*** Opening of Input ***

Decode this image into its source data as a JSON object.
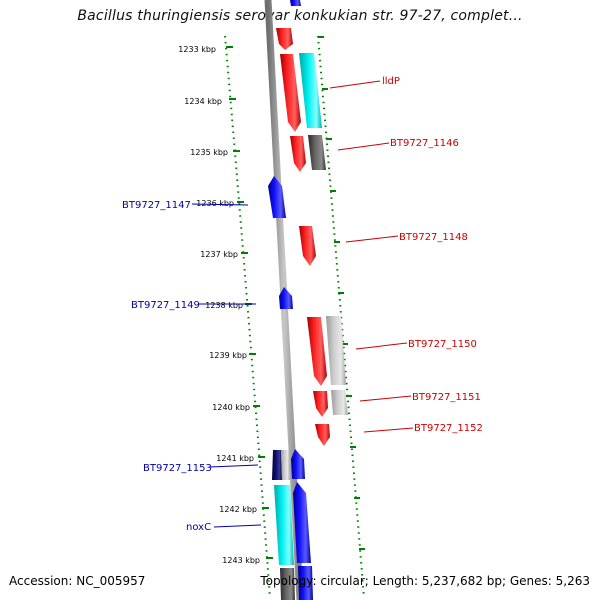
{
  "header": {
    "title": "Bacillus thuringiensis serovar konkukian str. 97-27, complet..."
  },
  "footer": {
    "accession": "Accession: NC_005957",
    "topology": "Topology: circular; Length: 5,237,682 bp; Genes: 5,263"
  },
  "ticks": [
    "1233 kbp",
    "1234 kbp",
    "1235 kbp",
    "1236 kbp",
    "1237 kbp",
    "1238 kbp",
    "1239 kbp",
    "1240 kbp",
    "1241 kbp",
    "1242 kbp",
    "1243 kbp"
  ],
  "labels": {
    "right": [
      "lldP",
      "BT9727_1146",
      "BT9727_1148",
      "BT9727_1150",
      "BT9727_1151",
      "BT9727_1152"
    ],
    "left": [
      "BT9727_1147",
      "BT9727_1149",
      "BT9727_1153",
      "noxC"
    ]
  },
  "colors": {
    "forward_gene": "#ff0000",
    "reverse_gene": "#0000ff",
    "cds_cyan": "#00e5e5",
    "cds_gray": "#888888",
    "backbone": "#9a9a9a",
    "tick": "#008000",
    "label_red": "#cc0000",
    "label_blue": "#0000aa"
  }
}
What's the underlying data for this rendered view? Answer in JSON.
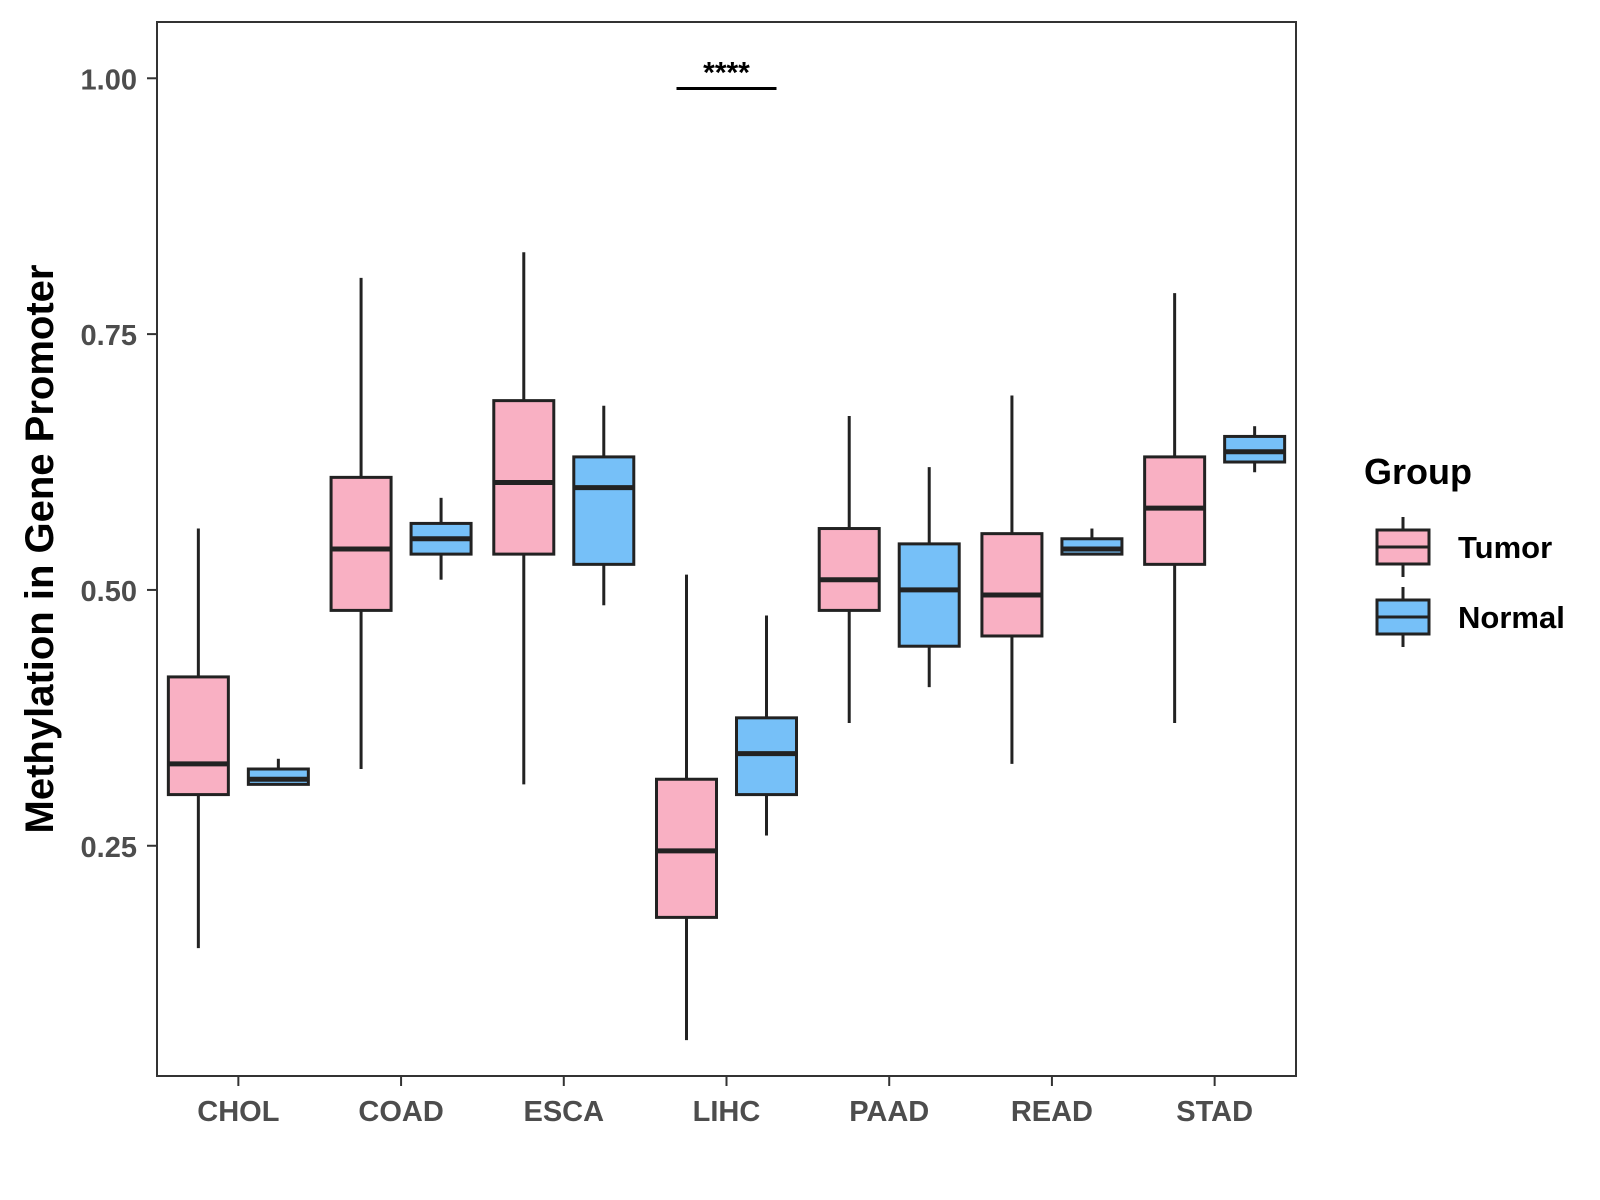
{
  "chart_data": {
    "type": "boxplot",
    "title": "",
    "xlabel": "",
    "ylabel": "Methylation in Gene Promoter",
    "ylim": [
      0.025,
      1.055
    ],
    "y_ticks": [
      "0.25",
      "0.50",
      "0.75",
      "1.00"
    ],
    "y_tick_values": [
      0.25,
      0.5,
      0.75,
      1.0
    ],
    "grid": false,
    "legend": {
      "title": "Group",
      "position": "right"
    },
    "categories": [
      "CHOL",
      "COAD",
      "ESCA",
      "LIHC",
      "PAAD",
      "READ",
      "STAD"
    ],
    "series": [
      {
        "name": "Tumor",
        "color": "#F9B0C3",
        "boxes": [
          {
            "whisker_low": 0.15,
            "q1": 0.3,
            "median": 0.33,
            "q3": 0.415,
            "whisker_high": 0.56
          },
          {
            "whisker_low": 0.325,
            "q1": 0.48,
            "median": 0.54,
            "q3": 0.61,
            "whisker_high": 0.805
          },
          {
            "whisker_low": 0.31,
            "q1": 0.535,
            "median": 0.605,
            "q3": 0.685,
            "whisker_high": 0.83
          },
          {
            "whisker_low": 0.06,
            "q1": 0.18,
            "median": 0.245,
            "q3": 0.315,
            "whisker_high": 0.515
          },
          {
            "whisker_low": 0.37,
            "q1": 0.48,
            "median": 0.51,
            "q3": 0.56,
            "whisker_high": 0.67
          },
          {
            "whisker_low": 0.33,
            "q1": 0.455,
            "median": 0.495,
            "q3": 0.555,
            "whisker_high": 0.69
          },
          {
            "whisker_low": 0.37,
            "q1": 0.525,
            "median": 0.58,
            "q3": 0.63,
            "whisker_high": 0.79
          }
        ]
      },
      {
        "name": "Normal",
        "color": "#76C0F8",
        "boxes": [
          {
            "whisker_low": 0.31,
            "q1": 0.31,
            "median": 0.315,
            "q3": 0.325,
            "whisker_high": 0.335
          },
          {
            "whisker_low": 0.51,
            "q1": 0.535,
            "median": 0.55,
            "q3": 0.565,
            "whisker_high": 0.59
          },
          {
            "whisker_low": 0.485,
            "q1": 0.525,
            "median": 0.6,
            "q3": 0.63,
            "whisker_high": 0.68
          },
          {
            "whisker_low": 0.26,
            "q1": 0.3,
            "median": 0.34,
            "q3": 0.375,
            "whisker_high": 0.475
          },
          {
            "whisker_low": 0.405,
            "q1": 0.445,
            "median": 0.5,
            "q3": 0.545,
            "whisker_high": 0.62
          },
          {
            "whisker_low": 0.535,
            "q1": 0.535,
            "median": 0.54,
            "q3": 0.55,
            "whisker_high": 0.56
          },
          {
            "whisker_low": 0.615,
            "q1": 0.625,
            "median": 0.635,
            "q3": 0.65,
            "whisker_high": 0.66
          }
        ]
      }
    ],
    "annotations": [
      {
        "category": "LIHC",
        "text": "****",
        "y": 0.99
      }
    ]
  }
}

*** Close of Input ***

→ What the task asks
Please print out the entries above exactly. The pictures stay out.

→ Reply to the task
Decode this image into its source data as a JSON object.
{
  "header": {
    "title": "Bacillus thuringiensis serovar konkukian str. 97-27, complet..."
  },
  "footer": {
    "accession": "Accession: NC_005957",
    "topology": "Topology: circular; Length: 5,237,682 bp; Genes: 5,263"
  },
  "ticks": [
    "1233 kbp",
    "1234 kbp",
    "1235 kbp",
    "1236 kbp",
    "1237 kbp",
    "1238 kbp",
    "1239 kbp",
    "1240 kbp",
    "1241 kbp",
    "1242 kbp",
    "1243 kbp"
  ],
  "labels": {
    "right": [
      "lldP",
      "BT9727_1146",
      "BT9727_1148",
      "BT9727_1150",
      "BT9727_1151",
      "BT9727_1152"
    ],
    "left": [
      "BT9727_1147",
      "BT9727_1149",
      "BT9727_1153",
      "noxC"
    ]
  },
  "colors": {
    "forward_gene": "#ff0000",
    "reverse_gene": "#0000ff",
    "cds_cyan": "#00e5e5",
    "cds_gray": "#888888",
    "backbone": "#9a9a9a",
    "tick": "#008000",
    "label_red": "#cc0000",
    "label_blue": "#0000aa"
  }
}
What's the underlying data for this rendered view? Answer in JSON.
{
  "chart_data": {
    "type": "boxplot",
    "title": "",
    "xlabel": "",
    "ylabel": "Methylation in Gene Promoter",
    "ylim": [
      0.025,
      1.055
    ],
    "y_ticks": [
      "0.25",
      "0.50",
      "0.75",
      "1.00"
    ],
    "y_tick_values": [
      0.25,
      0.5,
      0.75,
      1.0
    ],
    "grid": false,
    "legend": {
      "title": "Group",
      "position": "right"
    },
    "categories": [
      "CHOL",
      "COAD",
      "ESCA",
      "LIHC",
      "PAAD",
      "READ",
      "STAD"
    ],
    "series": [
      {
        "name": "Tumor",
        "color": "#F9B0C3",
        "boxes": [
          {
            "whisker_low": 0.15,
            "q1": 0.3,
            "median": 0.33,
            "q3": 0.415,
            "whisker_high": 0.56
          },
          {
            "whisker_low": 0.325,
            "q1": 0.48,
            "median": 0.54,
            "q3": 0.61,
            "whisker_high": 0.805
          },
          {
            "whisker_low": 0.31,
            "q1": 0.535,
            "median": 0.605,
            "q3": 0.685,
            "whisker_high": 0.83
          },
          {
            "whisker_low": 0.06,
            "q1": 0.18,
            "median": 0.245,
            "q3": 0.315,
            "whisker_high": 0.515
          },
          {
            "whisker_low": 0.37,
            "q1": 0.48,
            "median": 0.51,
            "q3": 0.56,
            "whisker_high": 0.67
          },
          {
            "whisker_low": 0.33,
            "q1": 0.455,
            "median": 0.495,
            "q3": 0.555,
            "whisker_high": 0.69
          },
          {
            "whisker_low": 0.37,
            "q1": 0.525,
            "median": 0.58,
            "q3": 0.63,
            "whisker_high": 0.79
          }
        ]
      },
      {
        "name": "Normal",
        "color": "#76C0F8",
        "boxes": [
          {
            "whisker_low": 0.31,
            "q1": 0.31,
            "median": 0.315,
            "q3": 0.325,
            "whisker_high": 0.335
          },
          {
            "whisker_low": 0.51,
            "q1": 0.535,
            "median": 0.55,
            "q3": 0.565,
            "whisker_high": 0.59
          },
          {
            "whisker_low": 0.485,
            "q1": 0.525,
            "median": 0.6,
            "q3": 0.63,
            "whisker_high": 0.68
          },
          {
            "whisker_low": 0.26,
            "q1": 0.3,
            "median": 0.34,
            "q3": 0.375,
            "whisker_high": 0.475
          },
          {
            "whisker_low": 0.405,
            "q1": 0.445,
            "median": 0.5,
            "q3": 0.545,
            "whisker_high": 0.62
          },
          {
            "whisker_low": 0.535,
            "q1": 0.535,
            "median": 0.54,
            "q3": 0.55,
            "whisker_high": 0.56
          },
          {
            "whisker_low": 0.615,
            "q1": 0.625,
            "median": 0.635,
            "q3": 0.65,
            "whisker_high": 0.66
          }
        ]
      }
    ],
    "annotations": [
      {
        "category": "LIHC",
        "text": "****",
        "y": 0.99
      }
    ]
  }
}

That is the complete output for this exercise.